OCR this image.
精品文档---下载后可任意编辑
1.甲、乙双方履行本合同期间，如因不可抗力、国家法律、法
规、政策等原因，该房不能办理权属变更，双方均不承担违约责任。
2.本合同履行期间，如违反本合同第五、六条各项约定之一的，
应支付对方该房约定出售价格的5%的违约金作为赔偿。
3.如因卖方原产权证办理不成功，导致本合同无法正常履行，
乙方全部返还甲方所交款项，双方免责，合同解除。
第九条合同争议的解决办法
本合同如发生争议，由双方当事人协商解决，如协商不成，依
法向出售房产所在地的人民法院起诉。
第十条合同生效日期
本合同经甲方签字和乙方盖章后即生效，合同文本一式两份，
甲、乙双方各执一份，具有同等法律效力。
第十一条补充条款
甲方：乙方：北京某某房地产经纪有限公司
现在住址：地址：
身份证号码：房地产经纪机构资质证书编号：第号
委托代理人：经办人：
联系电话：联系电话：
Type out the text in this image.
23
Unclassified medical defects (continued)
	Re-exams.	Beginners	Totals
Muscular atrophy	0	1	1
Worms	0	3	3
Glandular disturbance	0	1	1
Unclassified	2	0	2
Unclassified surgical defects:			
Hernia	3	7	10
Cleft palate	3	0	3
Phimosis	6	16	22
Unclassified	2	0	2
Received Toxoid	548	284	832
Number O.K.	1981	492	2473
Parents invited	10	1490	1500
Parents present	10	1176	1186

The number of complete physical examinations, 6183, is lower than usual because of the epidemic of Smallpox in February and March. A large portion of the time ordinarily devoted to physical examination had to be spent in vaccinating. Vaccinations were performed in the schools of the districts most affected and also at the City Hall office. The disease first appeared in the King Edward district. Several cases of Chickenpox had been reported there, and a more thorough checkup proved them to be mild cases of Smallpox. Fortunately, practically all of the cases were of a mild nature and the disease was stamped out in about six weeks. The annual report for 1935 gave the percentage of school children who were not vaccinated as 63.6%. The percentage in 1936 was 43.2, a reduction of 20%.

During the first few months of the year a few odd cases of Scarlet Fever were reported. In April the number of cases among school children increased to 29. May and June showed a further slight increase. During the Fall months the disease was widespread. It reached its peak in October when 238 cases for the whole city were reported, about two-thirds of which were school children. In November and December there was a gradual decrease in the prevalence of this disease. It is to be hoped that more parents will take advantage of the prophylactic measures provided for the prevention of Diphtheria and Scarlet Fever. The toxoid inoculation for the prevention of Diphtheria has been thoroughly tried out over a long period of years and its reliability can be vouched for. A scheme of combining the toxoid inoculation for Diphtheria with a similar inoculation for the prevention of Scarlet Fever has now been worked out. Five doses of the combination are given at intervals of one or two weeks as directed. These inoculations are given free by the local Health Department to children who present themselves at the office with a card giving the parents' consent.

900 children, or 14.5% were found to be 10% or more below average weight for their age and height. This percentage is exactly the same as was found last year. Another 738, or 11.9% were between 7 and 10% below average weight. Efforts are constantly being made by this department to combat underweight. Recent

**********

What is asked
Exactly reproduce every record.

Exercise result
OCR this image.
精品文档---下载后可任意编辑
1.甲、乙双方履行本合同期间，如因不可抗力、国家法律、法
规、政策等原因，该房不能办理权属变更，双方均不承担违约责任。
2.本合同履行期间，如违反本合同第五、六条各项约定之一的，
应支付对方该房约定出售价格的5%的违约金作为赔偿。
3.如因卖方原产权证办理不成功，导致本合同无法正常履行，
乙方全部返还甲方所交款项，双方免责，合同解除。
第九条合同争议的解决办法
本合同如发生争议，由双方当事人协商解决，如协商不成，依
法向出售房产所在地的人民法院起诉。
第十条合同生效日期
本合同经甲方签字和乙方盖章后即生效，合同文本一式两份，
甲、乙双方各执一份，具有同等法律效力。
第十一条补充条款
甲方：乙方：北京某某房地产经纪有限公司
现在住址：地址：
身份证号码：房地产经纪机构资质证书编号：第号
委托代理人：经办人：
联系电话：联系电话：
Type out the text in this image.
23
Unclassified medical defects (continued)
	Re-exams.	Beginners	Totals
Muscular atrophy	0	1	1
Worms	0	3	3
Glandular disturbance	0	1	1
Unclassified	2	0	2
Unclassified surgical defects:			
Hernia	3	7	10
Cleft palate	3	0	3
Phimosis	6	16	22
Unclassified	2	0	2
Received Toxoid	548	284	832
Number O.K.	1981	492	2473
Parents invited	10	1490	1500
Parents present	10	1176	1186

The number of complete physical examinations, 6183, is lower than usual because of the epidemic of Smallpox in February and March. A large portion of the time ordinarily devoted to physical examination had to be spent in vaccinating. Vaccinations were performed in the schools of the districts most affected and also at the City Hall office. The disease first appeared in the King Edward district. Several cases of Chickenpox had been reported there, and a more thorough checkup proved them to be mild cases of Smallpox. Fortunately, practically all of the cases were of a mild nature and the disease was stamped out in about six weeks. The annual report for 1935 gave the percentage of school children who were not vaccinated as 63.6%. The percentage in 1936 was 43.2, a reduction of 20%.

During the first few months of the year a few odd cases of Scarlet Fever were reported. In April the number of cases among school children increased to 29. May and June showed a further slight increase. During the Fall months the disease was widespread. It reached its peak in October when 238 cases for the whole city were reported, about two-thirds of which were school children. In November and December there was a gradual decrease in the prevalence of this disease. It is to be hoped that more parents will take advantage of the prophylactic measures provided for the prevention of Diphtheria and Scarlet Fever. The toxoid inoculation for the prevention of Diphtheria has been thoroughly tried out over a long period of years and its reliability can be vouched for. A scheme of combining the toxoid inoculation for Diphtheria with a similar inoculation for the prevention of Scarlet Fever has now been worked out. Five doses of the combination are given at intervals of one or two weeks as directed. These inoculations are given free by the local Health Department to children who present themselves at the office with a card giving the parents' consent.

900 children, or 14.5% were found to be 10% or more below average weight for their age and height. This percentage is exactly the same as was found last year. Another 738, or 11.9% were between 7 and 10% below average weight. Efforts are constantly being made by this department to combat underweight. Recent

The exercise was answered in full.